→ Exercices à traiter
**a)** D'après le texte sur l'emploi artistique, en quelle année la commission a-t-elle créé son groupe de réflexion ?
**b)** Dans le texte sur l'emploi artistique, renommez "solidarité interprofessionnelle" en "solidarité nationale" dans tout le passage qui va de "C. LA NÉCESSITÉ" jusqu'à "structurer l'emploi artistique.", puis recopiez ce passage ainsi modifié.
**c)** Poursuivez le texte sur l'emploi artistique à partir de l'endroit où il s'arrête.

→ Texte à lire
──────────

C. LA NÉCESSITÉ DE CONFORTER L'EMPLOI ARTISTIQUE ET DE PÉRENNISER LE RÉGIME DE L'INTERMITTENCE
Dans sa « Contribution au débat sur la création culturelle en France » 6 ( * ) , le groupe de réflexion créé par votre commission, en 2004, avait insisté sur la nécessité de conforter l'emploi artistique et de pérenniser le régime de l'intermittence, les objectifs avancés étant de :
- maintenir le régime d'assurance chômage des artistes et techniciens dans le cadre de la solidarité interprofessionnelle du régime général tout en lui apportant d'importants correctifs afin que son application soit plus conforme à son objectif initial ;
- inventer de nouveaux moyens institutionnels visant à structurer l'emploi artistique.
Dans cette perspective, votre commission avait notamment avancé les propositions suivantes :
- requalifier le champ des professions relevant de l'intermittence à partir des résultats de l'expertise ;
- professionnaliser les carrières artistiques et réfléchir à l'accès aux professions concernées ;
- remettre à plat les formations et mettre en place une meilleure orientation et information des jeunes sur les débouchés professionnels ;
- réaliser des études régulières sur l'évolution de l'emploi artistique, en lien avec une évaluation rigoureuse et transparente des politiques publiques de la culture, mission pouvant être confiée à un observatoire spécifique.

──────────

→ Données fournies
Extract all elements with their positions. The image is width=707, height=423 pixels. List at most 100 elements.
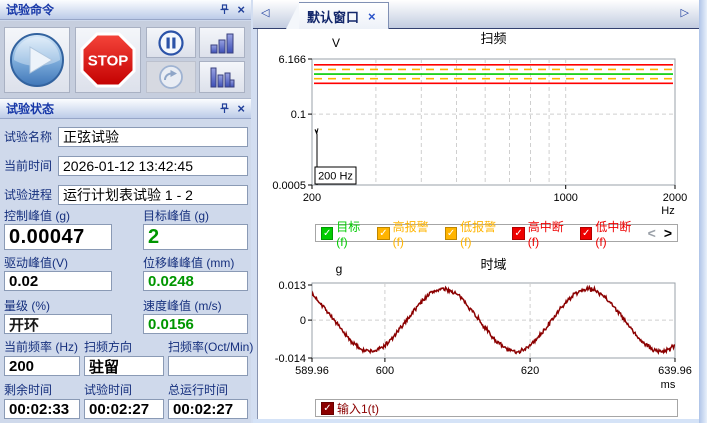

──────────

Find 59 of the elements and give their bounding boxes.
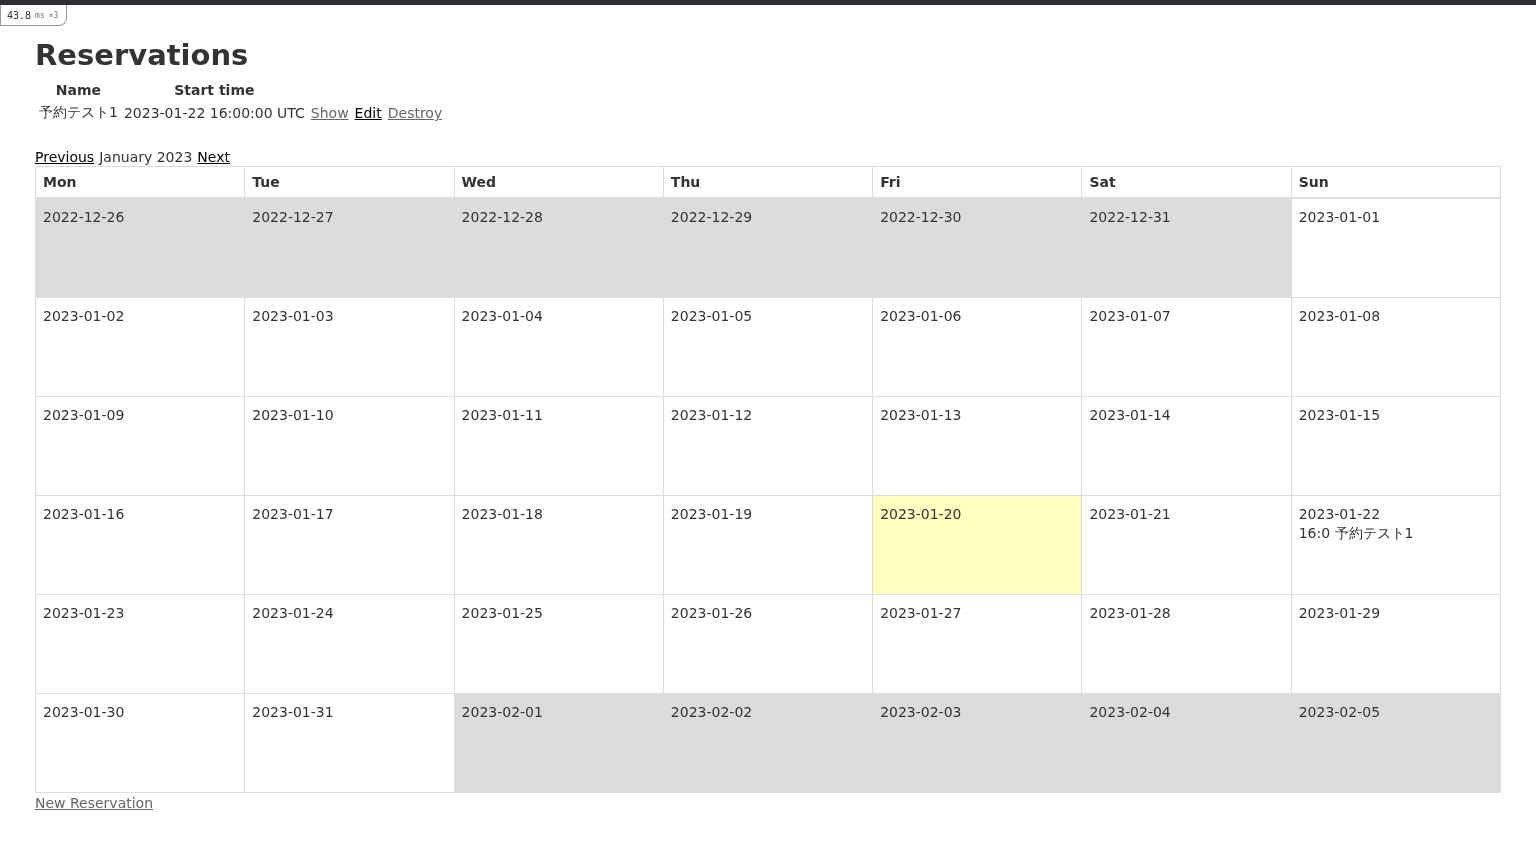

──────────

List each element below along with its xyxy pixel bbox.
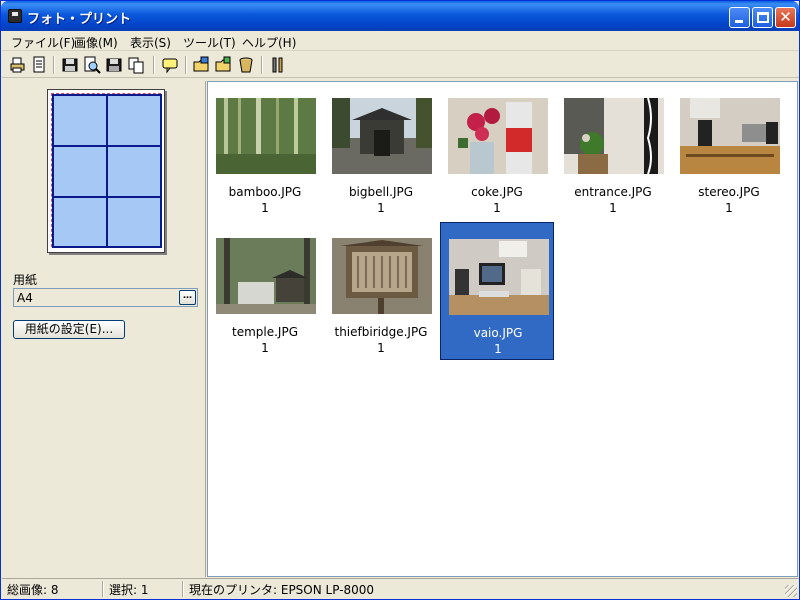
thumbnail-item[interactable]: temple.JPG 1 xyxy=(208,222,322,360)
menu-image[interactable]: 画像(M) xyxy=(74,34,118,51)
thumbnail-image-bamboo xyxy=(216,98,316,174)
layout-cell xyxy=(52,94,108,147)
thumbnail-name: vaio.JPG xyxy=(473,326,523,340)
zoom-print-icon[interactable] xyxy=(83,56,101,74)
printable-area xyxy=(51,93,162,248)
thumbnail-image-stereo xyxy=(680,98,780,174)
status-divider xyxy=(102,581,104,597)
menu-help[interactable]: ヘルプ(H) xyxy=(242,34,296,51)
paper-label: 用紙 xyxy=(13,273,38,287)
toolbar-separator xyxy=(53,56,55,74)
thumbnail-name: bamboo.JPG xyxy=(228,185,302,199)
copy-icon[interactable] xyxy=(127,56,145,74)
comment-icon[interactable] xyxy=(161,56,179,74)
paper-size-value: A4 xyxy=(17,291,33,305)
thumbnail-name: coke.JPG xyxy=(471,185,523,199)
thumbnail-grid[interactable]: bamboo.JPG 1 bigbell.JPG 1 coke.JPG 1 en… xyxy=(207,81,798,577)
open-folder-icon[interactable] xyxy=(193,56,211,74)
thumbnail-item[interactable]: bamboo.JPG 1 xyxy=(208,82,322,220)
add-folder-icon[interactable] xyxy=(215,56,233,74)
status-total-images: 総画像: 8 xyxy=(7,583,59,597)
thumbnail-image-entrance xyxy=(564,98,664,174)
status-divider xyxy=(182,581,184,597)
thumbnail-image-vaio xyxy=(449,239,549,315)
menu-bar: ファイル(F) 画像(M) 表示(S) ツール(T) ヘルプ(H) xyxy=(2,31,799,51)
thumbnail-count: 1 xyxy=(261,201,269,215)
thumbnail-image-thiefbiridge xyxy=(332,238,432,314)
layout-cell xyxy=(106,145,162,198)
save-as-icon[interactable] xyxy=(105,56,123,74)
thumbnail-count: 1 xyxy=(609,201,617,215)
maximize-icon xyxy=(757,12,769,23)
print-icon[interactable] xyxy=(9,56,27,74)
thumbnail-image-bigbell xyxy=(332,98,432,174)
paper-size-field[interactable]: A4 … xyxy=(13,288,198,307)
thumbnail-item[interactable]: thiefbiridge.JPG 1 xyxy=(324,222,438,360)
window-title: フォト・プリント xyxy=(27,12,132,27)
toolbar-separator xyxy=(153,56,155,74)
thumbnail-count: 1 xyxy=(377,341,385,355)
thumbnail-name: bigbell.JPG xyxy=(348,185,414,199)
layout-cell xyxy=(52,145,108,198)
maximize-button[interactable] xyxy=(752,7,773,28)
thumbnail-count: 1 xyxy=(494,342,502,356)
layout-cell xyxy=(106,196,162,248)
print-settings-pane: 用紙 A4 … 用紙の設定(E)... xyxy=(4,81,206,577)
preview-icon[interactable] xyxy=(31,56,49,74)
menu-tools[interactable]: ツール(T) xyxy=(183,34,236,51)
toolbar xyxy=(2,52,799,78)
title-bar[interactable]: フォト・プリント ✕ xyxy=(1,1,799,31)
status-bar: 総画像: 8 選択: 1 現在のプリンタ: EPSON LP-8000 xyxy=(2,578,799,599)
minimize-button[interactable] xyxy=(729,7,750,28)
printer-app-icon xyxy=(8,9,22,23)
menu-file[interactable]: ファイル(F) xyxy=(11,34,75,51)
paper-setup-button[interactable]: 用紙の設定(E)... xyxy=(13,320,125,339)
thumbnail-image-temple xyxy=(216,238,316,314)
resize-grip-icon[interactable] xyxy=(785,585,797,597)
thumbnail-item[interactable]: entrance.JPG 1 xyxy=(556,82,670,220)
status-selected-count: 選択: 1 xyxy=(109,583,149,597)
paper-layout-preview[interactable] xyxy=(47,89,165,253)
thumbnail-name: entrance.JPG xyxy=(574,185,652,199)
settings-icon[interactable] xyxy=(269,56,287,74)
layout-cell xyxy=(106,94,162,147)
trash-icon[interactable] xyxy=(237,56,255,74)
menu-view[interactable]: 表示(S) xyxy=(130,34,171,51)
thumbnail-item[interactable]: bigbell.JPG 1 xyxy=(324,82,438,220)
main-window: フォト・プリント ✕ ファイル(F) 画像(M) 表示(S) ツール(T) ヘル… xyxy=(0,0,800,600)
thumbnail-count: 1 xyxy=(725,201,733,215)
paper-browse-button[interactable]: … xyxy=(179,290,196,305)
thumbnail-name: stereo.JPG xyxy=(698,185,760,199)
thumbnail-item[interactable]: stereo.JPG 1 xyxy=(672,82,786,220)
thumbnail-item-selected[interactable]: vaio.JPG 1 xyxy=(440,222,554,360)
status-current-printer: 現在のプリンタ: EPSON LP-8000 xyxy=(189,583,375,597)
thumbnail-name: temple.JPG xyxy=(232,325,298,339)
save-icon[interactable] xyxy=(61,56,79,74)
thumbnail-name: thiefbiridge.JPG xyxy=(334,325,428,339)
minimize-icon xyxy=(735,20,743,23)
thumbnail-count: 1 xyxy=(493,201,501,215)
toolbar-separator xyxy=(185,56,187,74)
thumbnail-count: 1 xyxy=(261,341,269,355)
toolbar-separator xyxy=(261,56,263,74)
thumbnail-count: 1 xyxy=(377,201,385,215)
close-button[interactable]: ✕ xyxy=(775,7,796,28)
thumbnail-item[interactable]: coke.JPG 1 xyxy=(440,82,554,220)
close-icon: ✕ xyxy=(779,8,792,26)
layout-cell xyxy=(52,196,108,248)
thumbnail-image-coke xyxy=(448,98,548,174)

──────────

→ Corrigé par exercice
**a)** En 2004.

**b)**
C. LA NÉCESSITÉ DE CONFORTER L'EMPLOI ARTISTIQUE ET DE PÉRENNISER LE RÉGIME DE L'INTERMITTENCE
Dans sa « Contribution au débat sur la création culturelle en France » 6 ( * ) , le groupe de réflexion créé par votre commission, en 2004, avait insisté sur la nécessité de conforter l'emploi artistique et de pérenniser le régime de l'intermittence, les objectifs avancés étant de :
- maintenir le régime d'assurance chômage des artistes et techniciens dans le cadre de la solidarité nationale du régime général tout en lui apportant d'importants correctifs afin que son application soit plus conforme à son objectif initial ;
- inventer de nouveaux moyens institutionnels visant à structurer l'emploi artistique.

**c)**
Les conclusions et propositions de ce rapport, publié en juillet 2004, ont été pour partie relayées par l'action du Gouvernement. Votre commission se réjouit que la concertation entre les pouvoirs publics et les professionnels ait permis de continuer d'avancer sur ces différents points cette année.
1. L'information et l'orientation des jeunes
D'après une enquête publiée en février 2005 7 ( * ) par la Chambre de commerce et d'industrie de Paris, plus de 70 % des jeunes, parents et enseignants déclarent être mal ou très mal informés sur les métiers et leurs débouchés professionnels. Les défauts de notre système d'orientation sont à l'origine d'un gaspillage individuel et collectif auquel il est urgent de remédier.
Afin de mieux appréhender les débouchés professionnels des jeunes comédiens , la Direction de la musique, de la danse, du théâtre et des spectacles (DMDTS) a confié au Jeune Théâtre National la réalisation d'une étude portant sur l'insertion professionnelle des étudiants de l'ensemble des neuf écoles signataires de la plate-forme de l'enseignement supérieur pour la formation du comédien. Les conclusions de cette étude seront rendues publiques d'ici la fin de l'année 2005. Un premier rapport d'étape permet cependant d'établir qu'environ 70% des jeunes comédiens sortant des écoles supérieures exercent un emploi dans la durée au sein des institutions du secteur concerné (théâtres nationaux, centres dramatiques, scènes nationales, théâtres privés...).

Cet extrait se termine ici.